** START SUPPLIED DATA **

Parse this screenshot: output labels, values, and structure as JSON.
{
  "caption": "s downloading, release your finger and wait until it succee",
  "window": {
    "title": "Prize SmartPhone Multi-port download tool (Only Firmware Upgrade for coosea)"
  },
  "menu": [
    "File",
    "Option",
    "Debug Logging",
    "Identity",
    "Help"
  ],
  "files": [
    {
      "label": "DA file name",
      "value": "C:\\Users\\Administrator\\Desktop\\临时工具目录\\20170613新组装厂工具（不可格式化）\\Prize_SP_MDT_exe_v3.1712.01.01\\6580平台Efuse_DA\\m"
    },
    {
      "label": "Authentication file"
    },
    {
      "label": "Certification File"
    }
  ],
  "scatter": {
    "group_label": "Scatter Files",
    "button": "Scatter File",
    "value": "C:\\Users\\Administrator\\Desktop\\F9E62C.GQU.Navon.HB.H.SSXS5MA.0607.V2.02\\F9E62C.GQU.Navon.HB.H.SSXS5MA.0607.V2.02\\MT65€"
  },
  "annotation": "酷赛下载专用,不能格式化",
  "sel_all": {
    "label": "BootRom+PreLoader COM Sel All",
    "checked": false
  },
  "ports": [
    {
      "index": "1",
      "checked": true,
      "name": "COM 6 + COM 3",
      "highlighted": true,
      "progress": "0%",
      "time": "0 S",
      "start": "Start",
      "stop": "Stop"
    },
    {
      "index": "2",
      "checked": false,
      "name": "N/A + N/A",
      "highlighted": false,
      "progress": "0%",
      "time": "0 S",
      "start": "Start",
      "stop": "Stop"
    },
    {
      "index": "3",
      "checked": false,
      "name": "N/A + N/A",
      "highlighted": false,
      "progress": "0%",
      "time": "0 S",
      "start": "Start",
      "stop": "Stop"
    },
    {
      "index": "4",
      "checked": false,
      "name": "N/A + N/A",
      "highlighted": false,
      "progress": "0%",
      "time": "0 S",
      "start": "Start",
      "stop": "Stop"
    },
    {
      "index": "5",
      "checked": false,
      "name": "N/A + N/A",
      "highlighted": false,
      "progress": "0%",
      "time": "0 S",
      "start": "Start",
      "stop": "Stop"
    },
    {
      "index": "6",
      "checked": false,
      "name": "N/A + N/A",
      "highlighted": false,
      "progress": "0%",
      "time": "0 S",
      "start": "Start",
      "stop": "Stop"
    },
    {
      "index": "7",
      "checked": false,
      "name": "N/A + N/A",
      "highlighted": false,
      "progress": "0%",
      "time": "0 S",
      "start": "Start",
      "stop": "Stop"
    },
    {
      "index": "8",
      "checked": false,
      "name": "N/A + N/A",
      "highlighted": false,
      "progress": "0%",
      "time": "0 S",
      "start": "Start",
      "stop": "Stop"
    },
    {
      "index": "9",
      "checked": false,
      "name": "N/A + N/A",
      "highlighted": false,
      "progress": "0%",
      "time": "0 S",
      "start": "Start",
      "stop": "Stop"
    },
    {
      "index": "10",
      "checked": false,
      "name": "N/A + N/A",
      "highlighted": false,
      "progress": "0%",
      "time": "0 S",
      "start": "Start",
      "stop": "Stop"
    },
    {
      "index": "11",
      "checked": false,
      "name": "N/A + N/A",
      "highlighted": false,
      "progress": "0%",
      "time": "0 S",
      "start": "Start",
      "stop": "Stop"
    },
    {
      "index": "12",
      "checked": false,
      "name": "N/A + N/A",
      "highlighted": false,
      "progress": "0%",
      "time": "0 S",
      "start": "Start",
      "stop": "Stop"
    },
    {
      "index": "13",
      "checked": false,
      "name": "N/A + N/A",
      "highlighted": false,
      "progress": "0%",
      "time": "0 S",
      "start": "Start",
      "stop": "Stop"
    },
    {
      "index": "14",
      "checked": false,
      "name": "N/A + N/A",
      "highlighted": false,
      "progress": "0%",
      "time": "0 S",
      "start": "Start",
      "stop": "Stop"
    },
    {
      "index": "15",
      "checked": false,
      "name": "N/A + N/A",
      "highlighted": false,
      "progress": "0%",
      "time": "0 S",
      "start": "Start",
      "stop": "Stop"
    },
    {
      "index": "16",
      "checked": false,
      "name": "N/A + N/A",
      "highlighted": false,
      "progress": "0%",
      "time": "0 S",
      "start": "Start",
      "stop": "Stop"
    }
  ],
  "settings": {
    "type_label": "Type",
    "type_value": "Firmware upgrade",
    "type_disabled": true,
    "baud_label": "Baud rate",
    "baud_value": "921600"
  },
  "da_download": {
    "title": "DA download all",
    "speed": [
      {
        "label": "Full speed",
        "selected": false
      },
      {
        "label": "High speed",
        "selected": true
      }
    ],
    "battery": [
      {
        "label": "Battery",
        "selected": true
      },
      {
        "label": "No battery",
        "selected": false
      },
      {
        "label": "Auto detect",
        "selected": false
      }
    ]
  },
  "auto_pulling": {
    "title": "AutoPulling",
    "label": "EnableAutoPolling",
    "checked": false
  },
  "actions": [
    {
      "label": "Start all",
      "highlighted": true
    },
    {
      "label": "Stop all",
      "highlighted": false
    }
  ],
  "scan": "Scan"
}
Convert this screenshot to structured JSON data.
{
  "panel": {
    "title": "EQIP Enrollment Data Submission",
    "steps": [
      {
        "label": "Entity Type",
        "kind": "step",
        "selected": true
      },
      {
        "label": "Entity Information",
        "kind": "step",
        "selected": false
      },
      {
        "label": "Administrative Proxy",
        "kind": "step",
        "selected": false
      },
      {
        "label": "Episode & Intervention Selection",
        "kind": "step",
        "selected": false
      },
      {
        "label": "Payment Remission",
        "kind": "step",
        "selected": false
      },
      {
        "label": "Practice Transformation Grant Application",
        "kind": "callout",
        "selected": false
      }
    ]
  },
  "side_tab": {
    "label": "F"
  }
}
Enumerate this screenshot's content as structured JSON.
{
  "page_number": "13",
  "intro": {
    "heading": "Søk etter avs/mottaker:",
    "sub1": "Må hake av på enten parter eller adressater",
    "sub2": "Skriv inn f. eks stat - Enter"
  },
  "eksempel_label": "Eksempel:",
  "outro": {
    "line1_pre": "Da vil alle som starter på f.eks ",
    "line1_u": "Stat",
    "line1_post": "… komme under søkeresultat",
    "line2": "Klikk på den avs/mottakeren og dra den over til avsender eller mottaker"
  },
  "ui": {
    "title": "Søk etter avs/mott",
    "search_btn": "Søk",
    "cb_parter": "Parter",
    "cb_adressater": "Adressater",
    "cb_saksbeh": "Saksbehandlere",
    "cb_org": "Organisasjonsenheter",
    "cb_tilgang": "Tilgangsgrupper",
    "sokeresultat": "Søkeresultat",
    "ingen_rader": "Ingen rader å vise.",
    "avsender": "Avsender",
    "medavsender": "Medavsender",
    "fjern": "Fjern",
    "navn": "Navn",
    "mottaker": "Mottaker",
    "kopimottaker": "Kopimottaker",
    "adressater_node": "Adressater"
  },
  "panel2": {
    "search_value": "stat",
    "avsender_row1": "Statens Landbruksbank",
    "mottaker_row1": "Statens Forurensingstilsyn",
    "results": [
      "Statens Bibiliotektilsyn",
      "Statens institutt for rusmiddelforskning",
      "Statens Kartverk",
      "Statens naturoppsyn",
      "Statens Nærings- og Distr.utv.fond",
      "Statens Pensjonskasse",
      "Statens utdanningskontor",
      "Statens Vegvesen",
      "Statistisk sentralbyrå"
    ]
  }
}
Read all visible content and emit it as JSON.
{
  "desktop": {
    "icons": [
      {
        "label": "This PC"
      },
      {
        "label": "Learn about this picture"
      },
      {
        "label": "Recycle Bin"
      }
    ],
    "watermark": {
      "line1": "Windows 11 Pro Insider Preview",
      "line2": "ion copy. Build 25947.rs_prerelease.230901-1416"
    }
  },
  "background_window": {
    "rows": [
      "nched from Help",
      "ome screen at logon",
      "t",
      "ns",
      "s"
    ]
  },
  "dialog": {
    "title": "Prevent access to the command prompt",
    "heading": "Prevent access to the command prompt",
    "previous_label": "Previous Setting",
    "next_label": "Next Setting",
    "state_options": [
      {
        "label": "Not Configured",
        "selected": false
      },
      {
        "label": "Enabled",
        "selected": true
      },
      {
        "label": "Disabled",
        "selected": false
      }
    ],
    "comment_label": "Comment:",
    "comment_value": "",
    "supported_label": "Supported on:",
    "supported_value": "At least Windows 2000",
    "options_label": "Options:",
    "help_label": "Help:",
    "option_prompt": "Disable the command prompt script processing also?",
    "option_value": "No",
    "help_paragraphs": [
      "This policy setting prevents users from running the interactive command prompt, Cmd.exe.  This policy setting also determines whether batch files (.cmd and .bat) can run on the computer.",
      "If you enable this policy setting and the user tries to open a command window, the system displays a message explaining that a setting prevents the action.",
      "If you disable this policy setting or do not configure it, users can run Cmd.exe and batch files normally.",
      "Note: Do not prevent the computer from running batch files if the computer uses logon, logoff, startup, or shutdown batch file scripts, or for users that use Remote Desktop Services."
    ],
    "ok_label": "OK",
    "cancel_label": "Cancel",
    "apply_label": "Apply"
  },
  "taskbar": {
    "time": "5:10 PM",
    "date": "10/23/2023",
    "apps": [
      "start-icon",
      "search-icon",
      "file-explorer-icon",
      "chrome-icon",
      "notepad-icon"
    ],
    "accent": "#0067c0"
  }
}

** END SUPPLIED DATA **

_PROBLEM DESCRIPTION_.
Go through the listing above and list every line that has the word "Firmware".

_CORRECT RESPONSE_.
    "title": "Prize SmartPhone Multi-port download tool (Only Firmware Upgrade for coosea)"
    "type_value": "Firmware upgrade",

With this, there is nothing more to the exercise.